Please output the lines shown below exactly as they appear.

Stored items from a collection
┄┄┄┄┄┄┄┄┄┄┄┄┄┄┄┄┄┄┄┄
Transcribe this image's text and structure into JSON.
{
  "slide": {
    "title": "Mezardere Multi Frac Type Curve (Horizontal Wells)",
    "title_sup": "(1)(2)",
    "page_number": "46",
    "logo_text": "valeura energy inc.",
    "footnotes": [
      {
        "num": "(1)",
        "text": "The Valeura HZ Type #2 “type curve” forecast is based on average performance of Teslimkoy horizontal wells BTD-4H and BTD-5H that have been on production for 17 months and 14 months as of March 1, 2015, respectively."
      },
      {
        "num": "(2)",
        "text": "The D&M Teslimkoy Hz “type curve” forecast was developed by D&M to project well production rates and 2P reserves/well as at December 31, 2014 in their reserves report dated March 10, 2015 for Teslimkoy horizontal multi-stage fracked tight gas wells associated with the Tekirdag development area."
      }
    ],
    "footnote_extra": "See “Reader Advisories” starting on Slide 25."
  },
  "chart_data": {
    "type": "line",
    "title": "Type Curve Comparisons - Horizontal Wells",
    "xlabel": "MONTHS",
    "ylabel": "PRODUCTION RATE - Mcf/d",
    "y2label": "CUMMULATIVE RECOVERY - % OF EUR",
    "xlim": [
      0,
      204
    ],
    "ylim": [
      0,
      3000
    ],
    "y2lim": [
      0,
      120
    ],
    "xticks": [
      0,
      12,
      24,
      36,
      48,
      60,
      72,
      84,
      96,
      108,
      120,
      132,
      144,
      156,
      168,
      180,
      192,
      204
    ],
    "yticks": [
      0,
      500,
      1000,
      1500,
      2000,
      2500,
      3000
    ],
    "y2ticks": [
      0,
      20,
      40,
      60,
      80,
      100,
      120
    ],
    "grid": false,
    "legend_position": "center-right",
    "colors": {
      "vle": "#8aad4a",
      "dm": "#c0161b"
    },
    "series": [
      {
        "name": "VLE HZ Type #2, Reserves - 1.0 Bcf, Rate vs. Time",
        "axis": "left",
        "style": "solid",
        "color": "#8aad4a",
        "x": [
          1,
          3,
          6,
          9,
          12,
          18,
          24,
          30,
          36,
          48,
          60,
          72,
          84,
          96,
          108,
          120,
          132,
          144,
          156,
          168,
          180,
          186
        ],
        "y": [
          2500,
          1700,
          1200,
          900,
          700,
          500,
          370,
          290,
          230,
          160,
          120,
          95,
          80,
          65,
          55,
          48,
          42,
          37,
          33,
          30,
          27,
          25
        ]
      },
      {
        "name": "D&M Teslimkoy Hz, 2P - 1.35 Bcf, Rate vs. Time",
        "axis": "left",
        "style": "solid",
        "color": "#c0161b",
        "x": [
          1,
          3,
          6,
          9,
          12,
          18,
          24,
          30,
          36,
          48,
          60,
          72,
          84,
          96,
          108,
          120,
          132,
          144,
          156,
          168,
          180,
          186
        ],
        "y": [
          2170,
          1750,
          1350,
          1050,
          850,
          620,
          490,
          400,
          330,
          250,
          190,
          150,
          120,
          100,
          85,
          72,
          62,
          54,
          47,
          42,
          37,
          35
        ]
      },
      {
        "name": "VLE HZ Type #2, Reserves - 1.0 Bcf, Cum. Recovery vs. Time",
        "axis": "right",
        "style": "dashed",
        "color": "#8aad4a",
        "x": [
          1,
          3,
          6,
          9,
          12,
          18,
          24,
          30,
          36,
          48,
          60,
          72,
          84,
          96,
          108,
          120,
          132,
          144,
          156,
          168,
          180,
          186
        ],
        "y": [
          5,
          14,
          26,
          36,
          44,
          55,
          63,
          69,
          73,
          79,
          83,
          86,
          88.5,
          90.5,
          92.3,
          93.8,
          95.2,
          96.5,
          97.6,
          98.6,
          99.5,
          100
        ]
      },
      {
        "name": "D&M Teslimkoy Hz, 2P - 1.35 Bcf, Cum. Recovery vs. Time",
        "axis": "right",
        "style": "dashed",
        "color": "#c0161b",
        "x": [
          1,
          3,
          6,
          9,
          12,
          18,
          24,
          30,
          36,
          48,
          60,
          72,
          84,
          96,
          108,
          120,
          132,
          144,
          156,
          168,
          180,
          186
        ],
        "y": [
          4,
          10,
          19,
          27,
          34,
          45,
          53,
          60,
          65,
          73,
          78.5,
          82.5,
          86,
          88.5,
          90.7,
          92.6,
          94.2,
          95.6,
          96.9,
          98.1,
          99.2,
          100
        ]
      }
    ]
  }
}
┄┄┄┄┄┄┄┄┄┄┄┄┄┄┄┄┄┄┄┄
* [Exercise answer]
Transcribe this image's text and structure into JSON.
{
  "slide": {
    "title": "Mezardere Multi Frac Type Curve (Horizontal Wells)",
    "title_sup": "(1)(2)",
    "page_number": "46",
    "logo_text": "valeura energy inc.",
    "footnotes": [
      {
        "num": "(1)",
        "text": "The Valeura HZ Type #2 “type curve” forecast is based on average performance of Teslimkoy horizontal wells BTD-4H and BTD-5H that have been on production for 17 months and 14 months as of March 1, 2015, respectively."
      },
      {
        "num": "(2)",
        "text": "The D&M Teslimkoy Hz “type curve” forecast was developed by D&M to project well production rates and 2P reserves/well as at December 31, 2014 in their reserves report dated March 10, 2015 for Teslimkoy horizontal multi-stage fracked tight gas wells associated with the Tekirdag development area."
      }
    ],
    "footnote_extra": "See “Reader Advisories” starting on Slide 25."
  },
  "chart_data": {
    "type": "line",
    "title": "Type Curve Comparisons - Horizontal Wells",
    "xlabel": "MONTHS",
    "ylabel": "PRODUCTION RATE - Mcf/d",
    "y2label": "CUMMULATIVE RECOVERY - % OF EUR",
    "xlim": [
      0,
      204
    ],
    "ylim": [
      0,
      3000
    ],
    "y2lim": [
      0,
      120
    ],
    "xticks": [
      0,
      12,
      24,
      36,
      48,
      60,
      72,
      84,
      96,
      108,
      120,
      132,
      144,
      156,
      168,
      180,
      192,
      204
    ],
    "yticks": [
      0,
      500,
      1000,
      1500,
      2000,
      2500,
      3000
    ],
    "y2ticks": [
      0,
      20,
      40,
      60,
      80,
      100,
      120
    ],
    "grid": false,
    "legend_position": "center-right",
    "colors": {
      "vle": "#8aad4a",
      "dm": "#c0161b"
    },
    "series": [
      {
        "name": "VLE HZ Type #2, Reserves - 1.0 Bcf, Rate vs. Time",
        "axis": "left",
        "style": "solid",
        "color": "#8aad4a",
        "x": [
          1,
          3,
          6,
          9,
          12,
          18,
          24,
          30,
          36,
          48,
          60,
          72,
          84,
          96,
          108,
          120,
          132,
          144,
          156,
          168,
          180,
          186
        ],
        "y": [
          2500,
          1700,
          1200,
          900,
          700,
          500,
          370,
          290,
          230,
          160,
          120,
          95,
          80,
          65,
          55,
          48,
          42,
          37,
          33,
          30,
          27,
          25
        ]
      },
      {
        "name": "D&M Teslimkoy Hz, 2P - 1.35 Bcf, Rate vs. Time",
        "axis": "left",
        "style": "solid",
        "color": "#c0161b",
        "x": [
          1,
          3,
          6,
          9,
          12,
          18,
          24,
          30,
          36,
          48,
          60,
          72,
          84,
          96,
          108,
          120,
          132,
          144,
          156,
          168,
          180,
          186
        ],
        "y": [
          2170,
          1750,
          1350,
          1050,
          850,
          620,
          490,
          400,
          330,
          250,
          190,
          150,
          120,
          100,
          85,
          72,
          62,
          54,
          47,
          42,
          37,
          35
        ]
      },
      {
        "name": "VLE HZ Type #2, Reserves - 1.0 Bcf, Cum. Recovery vs. Time",
        "axis": "right",
        "style": "dashed",
        "color": "#8aad4a",
        "x": [
          1,
          3,
          6,
          9,
          12,
          18,
          24,
          30,
          36,
          48,
          60,
          72,
          84,
          96,
          108,
          120,
          132,
          144,
          156,
          168,
          180,
          186
        ],
        "y": [
          5,
          14,
          26,
          36,
          44,
          55,
          63,
          69,
          73,
          79,
          83,
          86,
          88.5,
          90.5,
          92.3,
          93.8,
          95.2,
          96.5,
          97.6,
          98.6,
          99.5,
          100
        ]
      },
      {
        "name": "D&M Teslimkoy Hz, 2P - 1.35 Bcf, Cum. Recovery vs. Time",
        "axis": "right",
        "style": "dashed",
        "color": "#c0161b",
        "x": [
          1,
          3,
          6,
          9,
          12,
          18,
          24,
          30,
          36,
          48,
          60,
          72,
          84,
          96,
          108,
          120,
          132,
          144,
          156,
          168,
          180,
          186
        ],
        "y": [
          4,
          10,
          19,
          27,
          34,
          45,
          53,
          60,
          65,
          73,
          78.5,
          82.5,
          86,
          88.5,
          90.7,
          92.6,
          94.2,
          95.6,
          96.9,
          98.1,
          99.2,
          100
        ]
      }
    ]
  }
}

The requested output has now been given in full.